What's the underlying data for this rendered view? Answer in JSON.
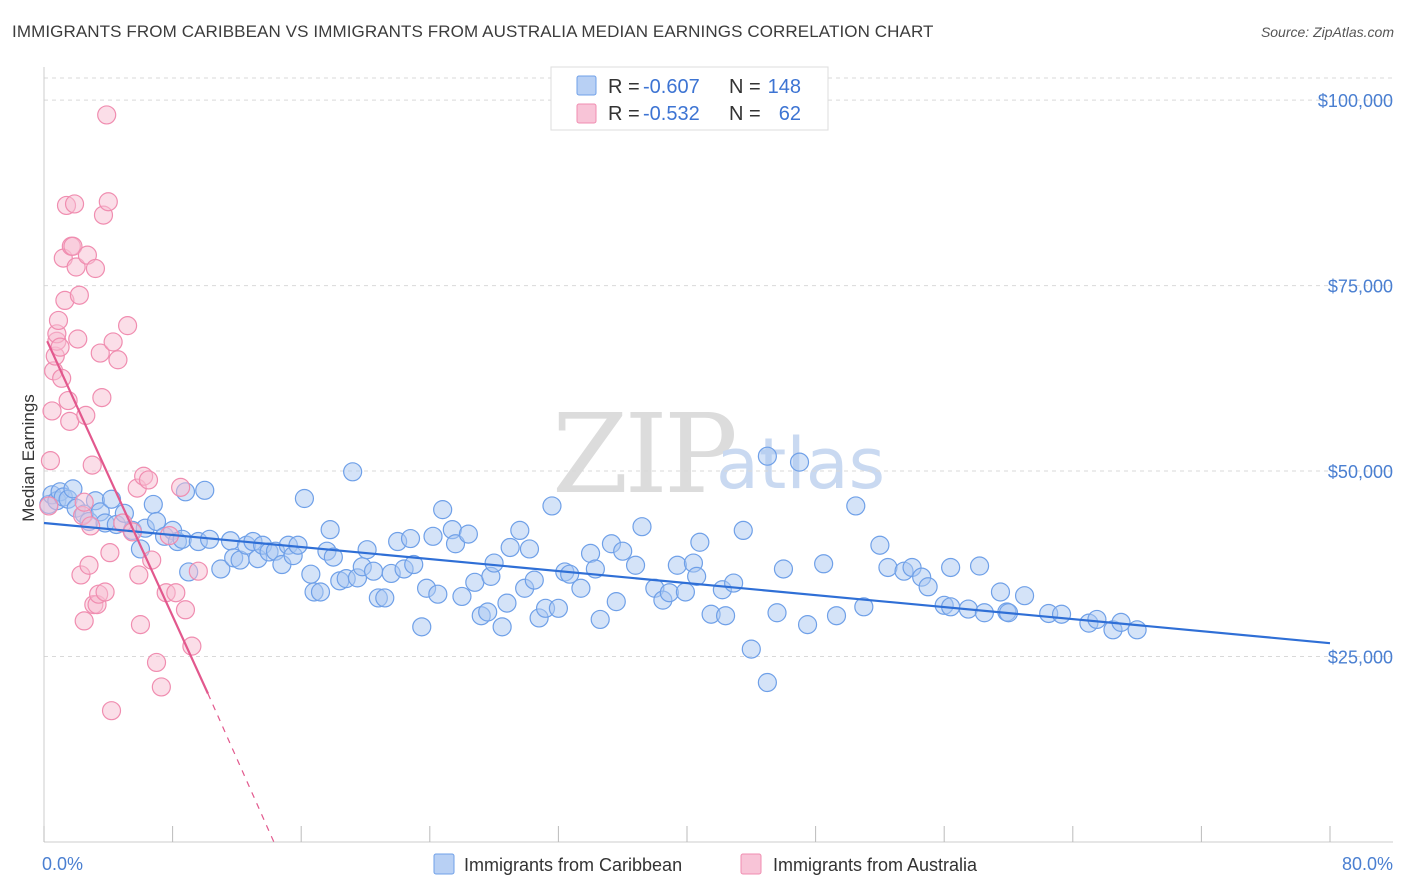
{
  "title": "IMMIGRANTS FROM CARIBBEAN VS IMMIGRANTS FROM AUSTRALIA MEDIAN EARNINGS CORRELATION CHART",
  "source": "Source: ZipAtlas.com",
  "watermark": {
    "zip": "ZIP",
    "atlas": "atlas"
  },
  "legend_top": {
    "rows": [
      {
        "r_label": "R =",
        "r_value": "-0.607",
        "n_label": "N =",
        "n_value": "148",
        "color": "#6fa0e8"
      },
      {
        "r_label": "R =",
        "r_value": "-0.532",
        "n_label": "N =",
        "n_value": "62",
        "color": "#f08db0"
      }
    ]
  },
  "chart_data": {
    "type": "scatter",
    "xlabel": "",
    "ylabel": "Median Earnings",
    "xlim": [
      0,
      80
    ],
    "ylim": [
      0,
      105000
    ],
    "x_tick_labels": {
      "min": "0.0%",
      "max": "80.0%"
    },
    "y_ticks": [
      {
        "value": 25000,
        "label": "$25,000"
      },
      {
        "value": 50000,
        "label": "$50,000"
      },
      {
        "value": 75000,
        "label": "$75,000"
      },
      {
        "value": 100000,
        "label": "$100,000"
      }
    ],
    "grid": "horizontal dashed",
    "series": [
      {
        "name": "Immigrants from Caribbean",
        "color": "#6fa0e8",
        "fill": "#a9c7f2",
        "trend": {
          "x": [
            0,
            80
          ],
          "y": [
            43000,
            26800
          ],
          "style": "solid"
        },
        "points": [
          [
            0.3,
            45500
          ],
          [
            0.5,
            46800
          ],
          [
            0.8,
            46000
          ],
          [
            1.0,
            47200
          ],
          [
            1.2,
            46500
          ],
          [
            1.5,
            46200
          ],
          [
            1.8,
            47600
          ],
          [
            2.0,
            45000
          ],
          [
            2.5,
            44200
          ],
          [
            2.8,
            43200
          ],
          [
            3.2,
            46000
          ],
          [
            3.5,
            44500
          ],
          [
            3.8,
            43000
          ],
          [
            4.2,
            46200
          ],
          [
            4.5,
            42800
          ],
          [
            5.0,
            44300
          ],
          [
            5.5,
            42000
          ],
          [
            6.0,
            39500
          ],
          [
            6.3,
            42300
          ],
          [
            6.8,
            45500
          ],
          [
            7.0,
            43200
          ],
          [
            7.5,
            41200
          ],
          [
            8.0,
            42000
          ],
          [
            8.3,
            40500
          ],
          [
            8.6,
            40800
          ],
          [
            8.8,
            47200
          ],
          [
            9.0,
            36400
          ],
          [
            9.6,
            40500
          ],
          [
            10.0,
            47400
          ],
          [
            10.3,
            40800
          ],
          [
            11.0,
            36800
          ],
          [
            11.6,
            40600
          ],
          [
            11.8,
            38300
          ],
          [
            12.2,
            38000
          ],
          [
            12.6,
            40000
          ],
          [
            13.0,
            40500
          ],
          [
            13.3,
            38200
          ],
          [
            13.6,
            40000
          ],
          [
            14.0,
            39100
          ],
          [
            14.4,
            39200
          ],
          [
            14.8,
            37400
          ],
          [
            15.2,
            40000
          ],
          [
            15.5,
            38600
          ],
          [
            15.8,
            40000
          ],
          [
            16.2,
            46300
          ],
          [
            16.6,
            36100
          ],
          [
            16.8,
            33700
          ],
          [
            17.2,
            33700
          ],
          [
            17.6,
            39200
          ],
          [
            17.8,
            42100
          ],
          [
            18.0,
            38400
          ],
          [
            18.4,
            35200
          ],
          [
            18.8,
            35500
          ],
          [
            19.2,
            49900
          ],
          [
            19.5,
            35600
          ],
          [
            19.8,
            37100
          ],
          [
            20.1,
            39400
          ],
          [
            20.5,
            36500
          ],
          [
            20.8,
            32900
          ],
          [
            21.2,
            32900
          ],
          [
            21.6,
            36200
          ],
          [
            22.0,
            40500
          ],
          [
            22.4,
            36800
          ],
          [
            22.8,
            40900
          ],
          [
            23.0,
            37400
          ],
          [
            23.5,
            29000
          ],
          [
            23.8,
            34200
          ],
          [
            24.2,
            41200
          ],
          [
            24.5,
            33400
          ],
          [
            24.8,
            44800
          ],
          [
            25.4,
            42100
          ],
          [
            25.6,
            40200
          ],
          [
            26.0,
            33100
          ],
          [
            26.4,
            41500
          ],
          [
            26.8,
            35000
          ],
          [
            27.2,
            30500
          ],
          [
            27.6,
            31000
          ],
          [
            27.8,
            35800
          ],
          [
            28.0,
            37600
          ],
          [
            28.5,
            29000
          ],
          [
            28.8,
            32200
          ],
          [
            29.0,
            39700
          ],
          [
            29.6,
            42000
          ],
          [
            29.9,
            34200
          ],
          [
            30.2,
            39500
          ],
          [
            30.5,
            35300
          ],
          [
            30.8,
            30200
          ],
          [
            31.2,
            31500
          ],
          [
            31.6,
            45300
          ],
          [
            32.0,
            31500
          ],
          [
            32.4,
            36400
          ],
          [
            32.7,
            36100
          ],
          [
            33.4,
            34200
          ],
          [
            34.0,
            38900
          ],
          [
            34.3,
            36800
          ],
          [
            34.6,
            30000
          ],
          [
            35.3,
            40200
          ],
          [
            35.6,
            32400
          ],
          [
            36.0,
            39200
          ],
          [
            36.8,
            37300
          ],
          [
            37.2,
            42500
          ],
          [
            38.0,
            34200
          ],
          [
            38.5,
            32600
          ],
          [
            38.9,
            33600
          ],
          [
            39.4,
            37300
          ],
          [
            39.9,
            33700
          ],
          [
            40.4,
            37600
          ],
          [
            40.8,
            40400
          ],
          [
            40.6,
            35800
          ],
          [
            41.5,
            30700
          ],
          [
            42.2,
            34000
          ],
          [
            42.4,
            30500
          ],
          [
            42.9,
            34900
          ],
          [
            43.5,
            42000
          ],
          [
            44.0,
            26000
          ],
          [
            45.0,
            52000
          ],
          [
            45.6,
            30900
          ],
          [
            46.0,
            36800
          ],
          [
            47.0,
            51200
          ],
          [
            47.5,
            29300
          ],
          [
            48.5,
            37500
          ],
          [
            49.3,
            30500
          ],
          [
            50.5,
            45300
          ],
          [
            51.0,
            31700
          ],
          [
            52.0,
            40000
          ],
          [
            52.5,
            37000
          ],
          [
            53.5,
            36500
          ],
          [
            54.0,
            37000
          ],
          [
            54.6,
            35700
          ],
          [
            55.0,
            34400
          ],
          [
            56.4,
            37000
          ],
          [
            56.0,
            31900
          ],
          [
            56.4,
            31700
          ],
          [
            57.5,
            31400
          ],
          [
            58.2,
            37200
          ],
          [
            58.5,
            30900
          ],
          [
            59.5,
            33700
          ],
          [
            59.9,
            31000
          ],
          [
            60.0,
            30900
          ],
          [
            61.0,
            33200
          ],
          [
            62.5,
            30800
          ],
          [
            63.3,
            30700
          ],
          [
            65.0,
            29500
          ],
          [
            65.5,
            30000
          ],
          [
            66.5,
            28600
          ],
          [
            67.0,
            29600
          ],
          [
            68.0,
            28600
          ],
          [
            45.0,
            21500
          ]
        ]
      },
      {
        "name": "Immigrants from Australia",
        "color": "#f08db0",
        "fill": "#f7bdd2",
        "trend": {
          "x": [
            0.2,
            10.2
          ],
          "y": [
            67500,
            20000
          ],
          "style": "solid",
          "dash_to": [
            14.3,
            0
          ]
        },
        "points": [
          [
            0.3,
            45300
          ],
          [
            0.4,
            51400
          ],
          [
            0.5,
            58100
          ],
          [
            0.6,
            63500
          ],
          [
            0.7,
            65500
          ],
          [
            0.8,
            67500
          ],
          [
            0.8,
            68500
          ],
          [
            0.9,
            70300
          ],
          [
            1.0,
            66700
          ],
          [
            1.1,
            62500
          ],
          [
            1.2,
            78700
          ],
          [
            1.3,
            73000
          ],
          [
            1.4,
            85800
          ],
          [
            1.5,
            59500
          ],
          [
            1.6,
            56700
          ],
          [
            1.7,
            80300
          ],
          [
            1.8,
            80300
          ],
          [
            1.9,
            86000
          ],
          [
            2.0,
            77500
          ],
          [
            2.1,
            67800
          ],
          [
            2.2,
            73700
          ],
          [
            2.3,
            36000
          ],
          [
            2.4,
            44000
          ],
          [
            2.5,
            45800
          ],
          [
            2.6,
            57500
          ],
          [
            2.7,
            79100
          ],
          [
            2.8,
            37300
          ],
          [
            2.9,
            42600
          ],
          [
            3.0,
            50800
          ],
          [
            3.1,
            32000
          ],
          [
            3.2,
            77300
          ],
          [
            3.3,
            32000
          ],
          [
            3.4,
            33400
          ],
          [
            3.5,
            65900
          ],
          [
            3.6,
            59900
          ],
          [
            3.7,
            84500
          ],
          [
            3.8,
            33700
          ],
          [
            3.9,
            98000
          ],
          [
            4.0,
            86300
          ],
          [
            4.1,
            39000
          ],
          [
            4.2,
            17700
          ],
          [
            4.3,
            67400
          ],
          [
            4.6,
            65000
          ],
          [
            4.9,
            43000
          ],
          [
            5.2,
            69600
          ],
          [
            5.5,
            41800
          ],
          [
            5.8,
            47700
          ],
          [
            5.9,
            36000
          ],
          [
            6.0,
            29300
          ],
          [
            6.2,
            49300
          ],
          [
            6.5,
            48800
          ],
          [
            6.7,
            38000
          ],
          [
            7.0,
            24200
          ],
          [
            7.3,
            20900
          ],
          [
            7.6,
            33600
          ],
          [
            7.8,
            41300
          ],
          [
            8.2,
            33600
          ],
          [
            8.5,
            47800
          ],
          [
            8.8,
            31300
          ],
          [
            9.2,
            26400
          ],
          [
            9.6,
            36500
          ],
          [
            2.5,
            29800
          ]
        ]
      }
    ]
  },
  "legend_bottom": {
    "items": [
      {
        "label": "Immigrants from Caribbean",
        "color": "#6fa0e8"
      },
      {
        "label": "Immigrants from Australia",
        "color": "#f08db0"
      }
    ]
  }
}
■ ■ ■ ■ ■
(Given task) Find the string "name" in the listing and return every line that holds it.

(The answer)
        "name": "Immigrants from Caribbean",
        "name": "Immigrants from Australia",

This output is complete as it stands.